## Stated task
Output the material word for word. Leave each picture out.

## Source material
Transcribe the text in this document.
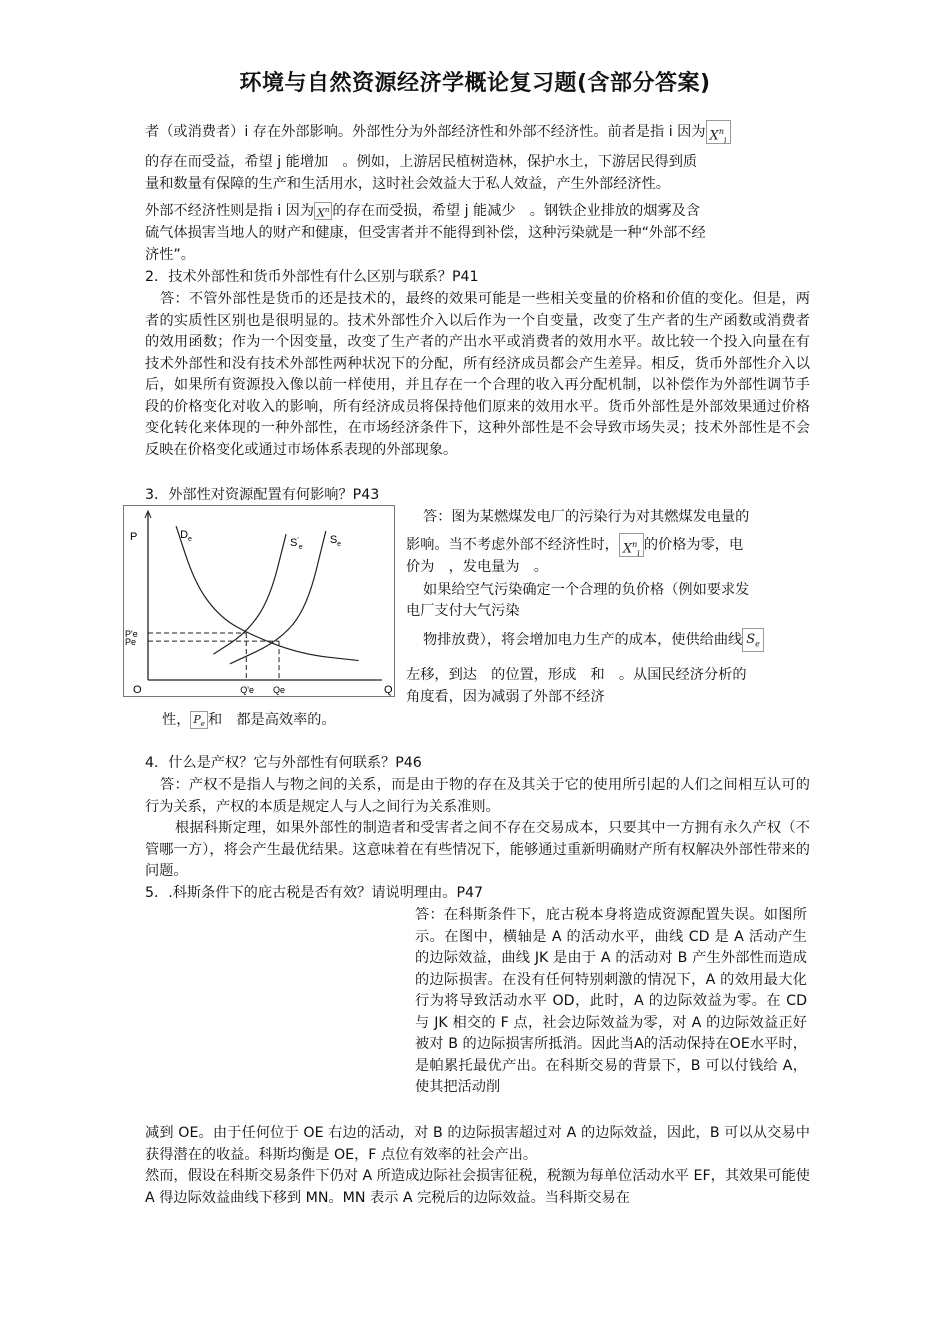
环境与自然资源经济学概论复习题(含部分答案)

者（或消费者）i 存在外部影响。外部性分为外部经济性和外部不经济性。前者是指 i 因为 $X^n_i$

的存在而受益，希望 j 能增加　。例如，上游居民植树造林，保护水土，下游居民得到质

量和数量有保障的生产和生活用水，这时社会效益大于私人效益，产生外部经济性。

外部不经济性则是指 i 因为 $X^n$ 的存在而受损，希望 j 能减少　。钢铁企业排放的烟雾及含

硫气体损害当地人的财产和健康，但受害者并不能得到补偿，这种污染就是一种“外部不经

济性”。

2．技术外部性和货币外部性有什么区别与联系？P41

答：不管外部性是货币的还是技术的，最终的效果可能是一些相关变量的价格和价值的变化。但是，两者的实质性区别也是很明显的。技术外部性介入以后作为一个自变量，改变了生产者的生产函数或消费者的效用函数；作为一个因变量，改变了生产者的产出水平或消费者的效用水平。故比较一个投入向量在有技术外部性和没有技术外部性两种状况下的分配，所有经济成员都会产生差异。相反，货币外部性介入以后，如果所有资源投入像以前一样使用，并且存在一个合理的收入再分配机制，以补偿作为外部性调节手段的价格变化对收入的影响，所有经济成员将保持他们原来的效用水平。货币外部性是外部效果通过价格变化转化来体现的一种外部性，在市场经济条件下，这种外部性是不会导致市场失灵；技术外部性是不会反映在价格变化或通过市场体系表现的外部现象。

3．外部性对资源配置有何影响？P43

P
Q
O
$D_e$	$S'_e$
$S_e$
Q'e
P'e
Qe
Pe

答：图为某燃煤发电厂的污染行为对其燃煤发电量的

影响。当不考虑外部不经济性时， $X^n_i$的价格为零，电

价为　，发电量为　。

如果给空气污染确定一个合理的负价格（例如要求发

电厂支付大气污染

物排放费），将会增加电力生产的成本，使供给曲线 $S_e$

左移，到达　的位置，形成　和　。从国民经济分析的

角度看，因为减弱了外部不经济

性， $P_e$ 和　都是高效率的。

4．什么是产权？它与外部性有何联系？P46

答：产权不是指人与物之间的关系，而是由于物的存在及其关于它的使用所引起的人们之间相互认可的行为关系，产权的本质是规定人与人之间行为关系准则。

根据科斯定理，如果外部性的制造者和受害者之间不存在交易成本，只要其中一方拥有永久产权（不管哪一方），将会产生最优结果。这意味着在有些情况下，能够通过重新明确财产所有权解决外部性带来的问题。

5．.科斯条件下的庇古税是否有效？请说明理由。P47

答：在科斯条件下，庇古税本身将造成资源配置失误。如图所示。在图中，横轴是 A 的活动水平，曲线 CD 是 A 活动产生的边际效益，曲线 JK 是由于 A 的活动对 B 产生外部性而造成的边际损害。在没有任何特别刺激的情况下，A 的效用最大化行为将导致活动水平 OD，此时，A 的边际效益为零。在 CD 与 JK 相交的 F 点，社会边际效益为零，对 A 的边际效益正好被对 B 的边际损害所抵消。因此当A的活动保持在OE水平时，是帕累托最优产出。在科斯交易的背景下，B 可以付钱给 A，使其把活动削

减到 OE。由于任何位于 OE 右边的活动，对 B 的边际损害超过对 A 的边际效益，因此，B 可以从交易中获得潜在的收益。科斯均衡是 OE，F 点位有效率的社会产出。

然而，假设在科斯交易条件下仍对 A 所造成边际社会损害征税，税额为每单位活动水平 EF，其效果可能使 A 得边际效益曲线下移到 MN。MN 表示 A 完税后的边际效益。当科斯交易在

## Output for this exercise
Transcribe the text in this document.
环境与自然资源经济学概论复习题(含部分答案)

者（或消费者）i 存在外部影响。外部性分为外部经济性和外部不经济性。前者是指 i 因为 $X^n_i$

的存在而受益，希望 j 能增加　。例如，上游居民植树造林，保护水土，下游居民得到质

量和数量有保障的生产和生活用水，这时社会效益大于私人效益，产生外部经济性。

外部不经济性则是指 i 因为 $X^n$ 的存在而受损，希望 j 能减少　。钢铁企业排放的烟雾及含

硫气体损害当地人的财产和健康，但受害者并不能得到补偿，这种污染就是一种“外部不经

济性”。

2．技术外部性和货币外部性有什么区别与联系？P41

答：不管外部性是货币的还是技术的，最终的效果可能是一些相关变量的价格和价值的变化。但是，两者的实质性区别也是很明显的。技术外部性介入以后作为一个自变量，改变了生产者的生产函数或消费者的效用函数；作为一个因变量，改变了生产者的产出水平或消费者的效用水平。故比较一个投入向量在有技术外部性和没有技术外部性两种状况下的分配，所有经济成员都会产生差异。相反，货币外部性介入以后，如果所有资源投入像以前一样使用，并且存在一个合理的收入再分配机制，以补偿作为外部性调节手段的价格变化对收入的影响，所有经济成员将保持他们原来的效用水平。货币外部性是外部效果通过价格变化转化来体现的一种外部性，在市场经济条件下，这种外部性是不会导致市场失灵；技术外部性是不会反映在价格变化或通过市场体系表现的外部现象。

3．外部性对资源配置有何影响？P43

P
Q
O
$D_e$	$S'_e$
$S_e$
Q'e
P'e
Qe
Pe

答：图为某燃煤发电厂的污染行为对其燃煤发电量的

影响。当不考虑外部不经济性时， $X^n_i$的价格为零，电

价为　，发电量为　。

如果给空气污染确定一个合理的负价格（例如要求发

电厂支付大气污染

物排放费），将会增加电力生产的成本，使供给曲线 $S_e$

左移，到达　的位置，形成　和　。从国民经济分析的

角度看，因为减弱了外部不经济

性， $P_e$ 和　都是高效率的。

4．什么是产权？它与外部性有何联系？P46

答：产权不是指人与物之间的关系，而是由于物的存在及其关于它的使用所引起的人们之间相互认可的行为关系，产权的本质是规定人与人之间行为关系准则。

根据科斯定理，如果外部性的制造者和受害者之间不存在交易成本，只要其中一方拥有永久产权（不管哪一方），将会产生最优结果。这意味着在有些情况下，能够通过重新明确财产所有权解决外部性带来的问题。

5．.科斯条件下的庇古税是否有效？请说明理由。P47

答：在科斯条件下，庇古税本身将造成资源配置失误。如图所示。在图中，横轴是 A 的活动水平，曲线 CD 是 A 活动产生的边际效益，曲线 JK 是由于 A 的活动对 B 产生外部性而造成的边际损害。在没有任何特别刺激的情况下，A 的效用最大化行为将导致活动水平 OD，此时，A 的边际效益为零。在 CD 与 JK 相交的 F 点，社会边际效益为零，对 A 的边际效益正好被对 B 的边际损害所抵消。因此当A的活动保持在OE水平时，是帕累托最优产出。在科斯交易的背景下，B 可以付钱给 A，使其把活动削

减到 OE。由于任何位于 OE 右边的活动，对 B 的边际损害超过对 A 的边际效益，因此，B 可以从交易中获得潜在的收益。科斯均衡是 OE，F 点位有效率的社会产出。

然而，假设在科斯交易条件下仍对 A 所造成边际社会损害征税，税额为每单位活动水平 EF，其效果可能使 A 得边际效益曲线下移到 MN。MN 表示 A 完税后的边际效益。当科斯交易在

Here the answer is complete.